[Data records]
▽
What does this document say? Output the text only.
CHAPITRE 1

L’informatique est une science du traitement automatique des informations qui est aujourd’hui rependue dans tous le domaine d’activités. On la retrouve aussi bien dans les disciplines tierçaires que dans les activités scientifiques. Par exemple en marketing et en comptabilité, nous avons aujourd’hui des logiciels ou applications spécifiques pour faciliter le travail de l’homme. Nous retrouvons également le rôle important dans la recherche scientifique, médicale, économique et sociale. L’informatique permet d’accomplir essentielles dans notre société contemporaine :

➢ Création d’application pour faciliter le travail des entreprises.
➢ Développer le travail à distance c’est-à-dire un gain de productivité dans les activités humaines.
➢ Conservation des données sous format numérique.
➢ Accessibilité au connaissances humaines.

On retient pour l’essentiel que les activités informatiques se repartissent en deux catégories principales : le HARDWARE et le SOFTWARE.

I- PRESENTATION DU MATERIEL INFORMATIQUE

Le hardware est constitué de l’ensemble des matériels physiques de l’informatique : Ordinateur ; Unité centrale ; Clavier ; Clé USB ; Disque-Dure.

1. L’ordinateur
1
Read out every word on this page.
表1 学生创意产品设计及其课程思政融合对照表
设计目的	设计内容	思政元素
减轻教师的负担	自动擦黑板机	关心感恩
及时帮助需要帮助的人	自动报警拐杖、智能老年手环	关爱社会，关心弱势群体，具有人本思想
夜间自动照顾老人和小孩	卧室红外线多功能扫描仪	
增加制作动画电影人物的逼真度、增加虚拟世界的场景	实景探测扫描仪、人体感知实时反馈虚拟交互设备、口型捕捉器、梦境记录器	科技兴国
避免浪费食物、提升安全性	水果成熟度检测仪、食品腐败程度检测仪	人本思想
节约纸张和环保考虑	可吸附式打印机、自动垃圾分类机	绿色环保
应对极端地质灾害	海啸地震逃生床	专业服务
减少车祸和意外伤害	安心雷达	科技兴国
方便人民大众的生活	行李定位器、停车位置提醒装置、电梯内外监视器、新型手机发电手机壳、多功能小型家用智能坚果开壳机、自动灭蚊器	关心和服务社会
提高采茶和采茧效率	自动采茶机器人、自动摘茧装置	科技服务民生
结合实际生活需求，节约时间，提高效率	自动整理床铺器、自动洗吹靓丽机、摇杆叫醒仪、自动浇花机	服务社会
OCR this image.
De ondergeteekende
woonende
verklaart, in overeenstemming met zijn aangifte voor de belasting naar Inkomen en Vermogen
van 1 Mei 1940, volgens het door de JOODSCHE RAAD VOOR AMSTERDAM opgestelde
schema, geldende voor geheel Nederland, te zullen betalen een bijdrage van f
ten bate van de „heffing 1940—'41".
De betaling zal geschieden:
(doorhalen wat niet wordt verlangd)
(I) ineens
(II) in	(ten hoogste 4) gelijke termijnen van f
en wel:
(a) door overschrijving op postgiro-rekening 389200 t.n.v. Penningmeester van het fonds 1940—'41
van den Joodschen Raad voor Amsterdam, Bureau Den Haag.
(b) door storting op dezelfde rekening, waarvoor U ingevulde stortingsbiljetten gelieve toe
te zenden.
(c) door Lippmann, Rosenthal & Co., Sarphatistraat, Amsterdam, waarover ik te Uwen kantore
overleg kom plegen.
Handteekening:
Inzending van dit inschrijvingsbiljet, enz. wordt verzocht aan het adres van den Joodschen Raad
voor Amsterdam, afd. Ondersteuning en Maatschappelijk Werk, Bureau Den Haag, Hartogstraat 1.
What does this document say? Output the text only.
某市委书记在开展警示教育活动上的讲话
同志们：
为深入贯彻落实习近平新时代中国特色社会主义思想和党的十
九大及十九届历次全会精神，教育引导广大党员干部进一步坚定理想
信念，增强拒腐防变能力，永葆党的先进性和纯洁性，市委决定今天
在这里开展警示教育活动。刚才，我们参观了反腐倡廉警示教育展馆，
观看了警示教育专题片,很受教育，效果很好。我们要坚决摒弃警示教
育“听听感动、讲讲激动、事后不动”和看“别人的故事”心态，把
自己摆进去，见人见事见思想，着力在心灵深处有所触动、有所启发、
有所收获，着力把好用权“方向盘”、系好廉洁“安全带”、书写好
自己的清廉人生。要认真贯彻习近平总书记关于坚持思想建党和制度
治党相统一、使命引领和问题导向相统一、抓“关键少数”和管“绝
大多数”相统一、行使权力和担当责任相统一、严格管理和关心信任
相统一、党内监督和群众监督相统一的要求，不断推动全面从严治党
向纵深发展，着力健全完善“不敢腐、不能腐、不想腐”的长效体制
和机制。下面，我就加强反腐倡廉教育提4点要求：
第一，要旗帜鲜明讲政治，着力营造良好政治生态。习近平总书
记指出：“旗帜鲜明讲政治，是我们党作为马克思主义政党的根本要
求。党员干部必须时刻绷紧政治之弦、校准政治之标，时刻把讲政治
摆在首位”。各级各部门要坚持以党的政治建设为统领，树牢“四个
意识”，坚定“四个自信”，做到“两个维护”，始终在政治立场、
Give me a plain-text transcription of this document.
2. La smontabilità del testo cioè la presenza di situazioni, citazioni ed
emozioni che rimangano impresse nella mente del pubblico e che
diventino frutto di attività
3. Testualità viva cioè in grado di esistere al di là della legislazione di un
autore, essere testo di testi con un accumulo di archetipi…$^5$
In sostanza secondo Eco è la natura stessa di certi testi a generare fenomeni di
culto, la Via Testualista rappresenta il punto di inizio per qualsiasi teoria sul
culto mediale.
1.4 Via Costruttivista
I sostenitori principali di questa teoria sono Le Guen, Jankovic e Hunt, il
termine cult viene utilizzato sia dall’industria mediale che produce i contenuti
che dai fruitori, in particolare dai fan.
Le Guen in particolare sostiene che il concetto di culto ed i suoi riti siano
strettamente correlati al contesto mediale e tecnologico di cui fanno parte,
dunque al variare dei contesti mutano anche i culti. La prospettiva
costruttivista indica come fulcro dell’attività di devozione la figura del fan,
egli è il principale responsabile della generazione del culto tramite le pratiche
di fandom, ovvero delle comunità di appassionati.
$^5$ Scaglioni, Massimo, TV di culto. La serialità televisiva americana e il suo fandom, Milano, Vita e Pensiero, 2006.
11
△
Repeat every line of the records above exactly.

What does this document say? Output the text only.
CHAPITRE 1

L’informatique est une science du traitement automatique des informations qui est aujourd’hui rependue dans tous le domaine d’activités. On la retrouve aussi bien dans les disciplines tierçaires que dans les activités scientifiques. Par exemple en marketing et en comptabilité, nous avons aujourd’hui des logiciels ou applications spécifiques pour faciliter le travail de l’homme. Nous retrouvons également le rôle important dans la recherche scientifique, médicale, économique et sociale. L’informatique permet d’accomplir essentielles dans notre société contemporaine :

➢ Création d’application pour faciliter le travail des entreprises.
➢ Développer le travail à distance c’est-à-dire un gain de productivité dans les activités humaines.
➢ Conservation des données sous format numérique.
➢ Accessibilité au connaissances humaines.

On retient pour l’essentiel que les activités informatiques se repartissent en deux catégories principales : le HARDWARE et le SOFTWARE.

I- PRESENTATION DU MATERIEL INFORMATIQUE

Le hardware est constitué de l’ensemble des matériels physiques de l’informatique : Ordinateur ; Unité centrale ; Clavier ; Clé USB ; Disque-Dure.

1. L’ordinateur
1
Read out every word on this page.
表1 学生创意产品设计及其课程思政融合对照表
设计目的	设计内容	思政元素
减轻教师的负担	自动擦黑板机	关心感恩
及时帮助需要帮助的人	自动报警拐杖、智能老年手环	关爱社会，关心弱势群体，具有人本思想
夜间自动照顾老人和小孩	卧室红外线多功能扫描仪	
增加制作动画电影人物的逼真度、增加虚拟世界的场景	实景探测扫描仪、人体感知实时反馈虚拟交互设备、口型捕捉器、梦境记录器	科技兴国
避免浪费食物、提升安全性	水果成熟度检测仪、食品腐败程度检测仪	人本思想
节约纸张和环保考虑	可吸附式打印机、自动垃圾分类机	绿色环保
应对极端地质灾害	海啸地震逃生床	专业服务
减少车祸和意外伤害	安心雷达	科技兴国
方便人民大众的生活	行李定位器、停车位置提醒装置、电梯内外监视器、新型手机发电手机壳、多功能小型家用智能坚果开壳机、自动灭蚊器	关心和服务社会
提高采茶和采茧效率	自动采茶机器人、自动摘茧装置	科技服务民生
结合实际生活需求，节约时间，提高效率	自动整理床铺器、自动洗吹靓丽机、摇杆叫醒仪、自动浇花机	服务社会
OCR this image.
De ondergeteekende
woonende
verklaart, in overeenstemming met zijn aangifte voor de belasting naar Inkomen en Vermogen
van 1 Mei 1940, volgens het door de JOODSCHE RAAD VOOR AMSTERDAM opgestelde
schema, geldende voor geheel Nederland, te zullen betalen een bijdrage van f
ten bate van de „heffing 1940—'41".
De betaling zal geschieden:
(doorhalen wat niet wordt verlangd)
(I) ineens
(II) in	(ten hoogste 4) gelijke termijnen van f
en wel:
(a) door overschrijving op postgiro-rekening 389200 t.n.v. Penningmeester van het fonds 1940—'41
van den Joodschen Raad voor Amsterdam, Bureau Den Haag.
(b) door storting op dezelfde rekening, waarvoor U ingevulde stortingsbiljetten gelieve toe
te zenden.
(c) door Lippmann, Rosenthal & Co., Sarphatistraat, Amsterdam, waarover ik te Uwen kantore
overleg kom plegen.
Handteekening:
Inzending van dit inschrijvingsbiljet, enz. wordt verzocht aan het adres van den Joodschen Raad
voor Amsterdam, afd. Ondersteuning en Maatschappelijk Werk, Bureau Den Haag, Hartogstraat 1.
What does this document say? Output the text only.
某市委书记在开展警示教育活动上的讲话
同志们：
为深入贯彻落实习近平新时代中国特色社会主义思想和党的十
九大及十九届历次全会精神，教育引导广大党员干部进一步坚定理想
信念，增强拒腐防变能力，永葆党的先进性和纯洁性，市委决定今天
在这里开展警示教育活动。刚才，我们参观了反腐倡廉警示教育展馆，
观看了警示教育专题片,很受教育，效果很好。我们要坚决摒弃警示教
育“听听感动、讲讲激动、事后不动”和看“别人的故事”心态，把
自己摆进去，见人见事见思想，着力在心灵深处有所触动、有所启发、
有所收获，着力把好用权“方向盘”、系好廉洁“安全带”、书写好
自己的清廉人生。要认真贯彻习近平总书记关于坚持思想建党和制度
治党相统一、使命引领和问题导向相统一、抓“关键少数”和管“绝
大多数”相统一、行使权力和担当责任相统一、严格管理和关心信任
相统一、党内监督和群众监督相统一的要求，不断推动全面从严治党
向纵深发展，着力健全完善“不敢腐、不能腐、不想腐”的长效体制
和机制。下面，我就加强反腐倡廉教育提4点要求：
第一，要旗帜鲜明讲政治，着力营造良好政治生态。习近平总书
记指出：“旗帜鲜明讲政治，是我们党作为马克思主义政党的根本要
求。党员干部必须时刻绷紧政治之弦、校准政治之标，时刻把讲政治
摆在首位”。各级各部门要坚持以党的政治建设为统领，树牢“四个
意识”，坚定“四个自信”，做到“两个维护”，始终在政治立场、
Give me a plain-text transcription of this document.
2. La smontabilità del testo cioè la presenza di situazioni, citazioni ed
emozioni che rimangano impresse nella mente del pubblico e che
diventino frutto di attività
3. Testualità viva cioè in grado di esistere al di là della legislazione di un
autore, essere testo di testi con un accumulo di archetipi…$^5$
In sostanza secondo Eco è la natura stessa di certi testi a generare fenomeni di
culto, la Via Testualista rappresenta il punto di inizio per qualsiasi teoria sul
culto mediale.
1.4 Via Costruttivista
I sostenitori principali di questa teoria sono Le Guen, Jankovic e Hunt, il
termine cult viene utilizzato sia dall’industria mediale che produce i contenuti
che dai fruitori, in particolare dai fan.
Le Guen in particolare sostiene che il concetto di culto ed i suoi riti siano
strettamente correlati al contesto mediale e tecnologico di cui fanno parte,
dunque al variare dei contesti mutano anche i culti. La prospettiva
costruttivista indica come fulcro dell’attività di devozione la figura del fan,
egli è il principale responsabile della generazione del culto tramite le pratiche
di fandom, ovvero delle comunità di appassionati.
$^5$ Scaglioni, Massimo, TV di culto. La serialità televisiva americana e il suo fandom, Milano, Vita e Pensiero, 2006.
11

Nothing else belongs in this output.